-- Begin --

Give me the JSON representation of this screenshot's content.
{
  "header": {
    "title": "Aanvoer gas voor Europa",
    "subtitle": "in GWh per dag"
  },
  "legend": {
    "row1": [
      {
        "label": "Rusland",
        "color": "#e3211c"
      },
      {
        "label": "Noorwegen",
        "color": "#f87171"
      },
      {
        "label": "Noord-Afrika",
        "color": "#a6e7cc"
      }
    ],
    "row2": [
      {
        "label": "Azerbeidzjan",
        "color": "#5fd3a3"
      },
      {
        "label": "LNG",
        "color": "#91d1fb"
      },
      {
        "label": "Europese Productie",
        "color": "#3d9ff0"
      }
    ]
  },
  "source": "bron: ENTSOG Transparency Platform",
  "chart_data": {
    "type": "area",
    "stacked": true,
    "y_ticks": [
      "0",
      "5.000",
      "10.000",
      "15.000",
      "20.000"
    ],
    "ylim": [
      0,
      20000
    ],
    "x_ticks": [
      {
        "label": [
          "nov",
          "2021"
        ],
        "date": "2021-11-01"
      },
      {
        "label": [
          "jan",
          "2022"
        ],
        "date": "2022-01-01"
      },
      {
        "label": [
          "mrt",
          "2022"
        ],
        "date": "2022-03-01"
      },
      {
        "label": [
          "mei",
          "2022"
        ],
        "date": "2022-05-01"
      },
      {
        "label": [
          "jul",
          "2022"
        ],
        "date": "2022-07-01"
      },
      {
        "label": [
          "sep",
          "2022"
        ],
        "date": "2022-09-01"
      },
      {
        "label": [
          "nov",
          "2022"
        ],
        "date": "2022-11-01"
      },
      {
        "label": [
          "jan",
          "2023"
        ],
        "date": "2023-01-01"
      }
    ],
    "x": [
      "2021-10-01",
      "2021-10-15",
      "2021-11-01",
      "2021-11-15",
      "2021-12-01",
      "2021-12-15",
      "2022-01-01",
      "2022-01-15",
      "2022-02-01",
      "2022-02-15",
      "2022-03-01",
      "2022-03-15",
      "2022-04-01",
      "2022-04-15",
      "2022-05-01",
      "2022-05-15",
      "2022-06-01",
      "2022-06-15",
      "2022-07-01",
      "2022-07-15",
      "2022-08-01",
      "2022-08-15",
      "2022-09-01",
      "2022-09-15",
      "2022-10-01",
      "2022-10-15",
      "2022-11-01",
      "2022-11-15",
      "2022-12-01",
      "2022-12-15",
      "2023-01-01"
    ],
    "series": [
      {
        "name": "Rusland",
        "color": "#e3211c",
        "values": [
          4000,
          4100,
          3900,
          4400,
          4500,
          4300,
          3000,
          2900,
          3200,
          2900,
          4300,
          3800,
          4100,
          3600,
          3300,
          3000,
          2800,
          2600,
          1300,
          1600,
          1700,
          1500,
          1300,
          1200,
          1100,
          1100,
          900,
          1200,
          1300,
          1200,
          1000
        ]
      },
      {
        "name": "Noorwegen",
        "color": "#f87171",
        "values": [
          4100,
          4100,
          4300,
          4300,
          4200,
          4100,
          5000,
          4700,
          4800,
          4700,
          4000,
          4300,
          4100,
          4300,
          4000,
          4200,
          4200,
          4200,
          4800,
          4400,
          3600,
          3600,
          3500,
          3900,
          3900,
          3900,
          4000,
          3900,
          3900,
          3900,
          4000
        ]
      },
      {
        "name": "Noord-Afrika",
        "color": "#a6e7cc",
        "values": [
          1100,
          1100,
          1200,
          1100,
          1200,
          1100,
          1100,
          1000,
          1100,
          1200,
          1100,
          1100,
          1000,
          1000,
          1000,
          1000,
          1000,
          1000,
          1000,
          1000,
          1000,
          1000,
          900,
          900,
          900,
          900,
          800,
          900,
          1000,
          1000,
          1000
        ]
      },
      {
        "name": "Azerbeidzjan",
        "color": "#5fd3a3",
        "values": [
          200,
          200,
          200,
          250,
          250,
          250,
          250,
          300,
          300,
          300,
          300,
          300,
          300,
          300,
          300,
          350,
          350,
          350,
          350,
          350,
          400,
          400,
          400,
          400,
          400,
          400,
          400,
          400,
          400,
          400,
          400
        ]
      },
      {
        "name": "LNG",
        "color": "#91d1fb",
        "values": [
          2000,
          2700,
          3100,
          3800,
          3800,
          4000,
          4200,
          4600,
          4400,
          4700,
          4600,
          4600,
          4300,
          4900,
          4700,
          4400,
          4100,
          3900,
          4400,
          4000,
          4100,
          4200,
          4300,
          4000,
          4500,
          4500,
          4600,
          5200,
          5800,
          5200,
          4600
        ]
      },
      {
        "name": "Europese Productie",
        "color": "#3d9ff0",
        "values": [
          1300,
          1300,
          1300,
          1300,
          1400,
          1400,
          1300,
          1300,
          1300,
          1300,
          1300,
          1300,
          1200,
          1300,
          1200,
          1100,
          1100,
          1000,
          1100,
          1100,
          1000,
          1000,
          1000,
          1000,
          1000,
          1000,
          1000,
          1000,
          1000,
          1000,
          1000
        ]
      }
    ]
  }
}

-- End --

» WHAT YOU WILL DO:
Take the lines above and retype all of them exactly.

» PROBLEM SOLUTION:
Give me the JSON representation of this screenshot's content.
{
  "header": {
    "title": "Aanvoer gas voor Europa",
    "subtitle": "in GWh per dag"
  },
  "legend": {
    "row1": [
      {
        "label": "Rusland",
        "color": "#e3211c"
      },
      {
        "label": "Noorwegen",
        "color": "#f87171"
      },
      {
        "label": "Noord-Afrika",
        "color": "#a6e7cc"
      }
    ],
    "row2": [
      {
        "label": "Azerbeidzjan",
        "color": "#5fd3a3"
      },
      {
        "label": "LNG",
        "color": "#91d1fb"
      },
      {
        "label": "Europese Productie",
        "color": "#3d9ff0"
      }
    ]
  },
  "source": "bron: ENTSOG Transparency Platform",
  "chart_data": {
    "type": "area",
    "stacked": true,
    "y_ticks": [
      "0",
      "5.000",
      "10.000",
      "15.000",
      "20.000"
    ],
    "ylim": [
      0,
      20000
    ],
    "x_ticks": [
      {
        "label": [
          "nov",
          "2021"
        ],
        "date": "2021-11-01"
      },
      {
        "label": [
          "jan",
          "2022"
        ],
        "date": "2022-01-01"
      },
      {
        "label": [
          "mrt",
          "2022"
        ],
        "date": "2022-03-01"
      },
      {
        "label": [
          "mei",
          "2022"
        ],
        "date": "2022-05-01"
      },
      {
        "label": [
          "jul",
          "2022"
        ],
        "date": "2022-07-01"
      },
      {
        "label": [
          "sep",
          "2022"
        ],
        "date": "2022-09-01"
      },
      {
        "label": [
          "nov",
          "2022"
        ],
        "date": "2022-11-01"
      },
      {
        "label": [
          "jan",
          "2023"
        ],
        "date": "2023-01-01"
      }
    ],
    "x": [
      "2021-10-01",
      "2021-10-15",
      "2021-11-01",
      "2021-11-15",
      "2021-12-01",
      "2021-12-15",
      "2022-01-01",
      "2022-01-15",
      "2022-02-01",
      "2022-02-15",
      "2022-03-01",
      "2022-03-15",
      "2022-04-01",
      "2022-04-15",
      "2022-05-01",
      "2022-05-15",
      "2022-06-01",
      "2022-06-15",
      "2022-07-01",
      "2022-07-15",
      "2022-08-01",
      "2022-08-15",
      "2022-09-01",
      "2022-09-15",
      "2022-10-01",
      "2022-10-15",
      "2022-11-01",
      "2022-11-15",
      "2022-12-01",
      "2022-12-15",
      "2023-01-01"
    ],
    "series": [
      {
        "name": "Rusland",
        "color": "#e3211c",
        "values": [
          4000,
          4100,
          3900,
          4400,
          4500,
          4300,
          3000,
          2900,
          3200,
          2900,
          4300,
          3800,
          4100,
          3600,
          3300,
          3000,
          2800,
          2600,
          1300,
          1600,
          1700,
          1500,
          1300,
          1200,
          1100,
          1100,
          900,
          1200,
          1300,
          1200,
          1000
        ]
      },
      {
        "name": "Noorwegen",
        "color": "#f87171",
        "values": [
          4100,
          4100,
          4300,
          4300,
          4200,
          4100,
          5000,
          4700,
          4800,
          4700,
          4000,
          4300,
          4100,
          4300,
          4000,
          4200,
          4200,
          4200,
          4800,
          4400,
          3600,
          3600,
          3500,
          3900,
          3900,
          3900,
          4000,
          3900,
          3900,
          3900,
          4000
        ]
      },
      {
        "name": "Noord-Afrika",
        "color": "#a6e7cc",
        "values": [
          1100,
          1100,
          1200,
          1100,
          1200,
          1100,
          1100,
          1000,
          1100,
          1200,
          1100,
          1100,
          1000,
          1000,
          1000,
          1000,
          1000,
          1000,
          1000,
          1000,
          1000,
          1000,
          900,
          900,
          900,
          900,
          800,
          900,
          1000,
          1000,
          1000
        ]
      },
      {
        "name": "Azerbeidzjan",
        "color": "#5fd3a3",
        "values": [
          200,
          200,
          200,
          250,
          250,
          250,
          250,
          300,
          300,
          300,
          300,
          300,
          300,
          300,
          300,
          350,
          350,
          350,
          350,
          350,
          400,
          400,
          400,
          400,
          400,
          400,
          400,
          400,
          400,
          400,
          400
        ]
      },
      {
        "name": "LNG",
        "color": "#91d1fb",
        "values": [
          2000,
          2700,
          3100,
          3800,
          3800,
          4000,
          4200,
          4600,
          4400,
          4700,
          4600,
          4600,
          4300,
          4900,
          4700,
          4400,
          4100,
          3900,
          4400,
          4000,
          4100,
          4200,
          4300,
          4000,
          4500,
          4500,
          4600,
          5200,
          5800,
          5200,
          4600
        ]
      },
      {
        "name": "Europese Productie",
        "color": "#3d9ff0",
        "values": [
          1300,
          1300,
          1300,
          1300,
          1400,
          1400,
          1300,
          1300,
          1300,
          1300,
          1300,
          1300,
          1200,
          1300,
          1200,
          1100,
          1100,
          1000,
          1100,
          1100,
          1000,
          1000,
          1000,
          1000,
          1000,
          1000,
          1000,
          1000,
          1000,
          1000,
          1000
        ]
      }
    ]
  }
}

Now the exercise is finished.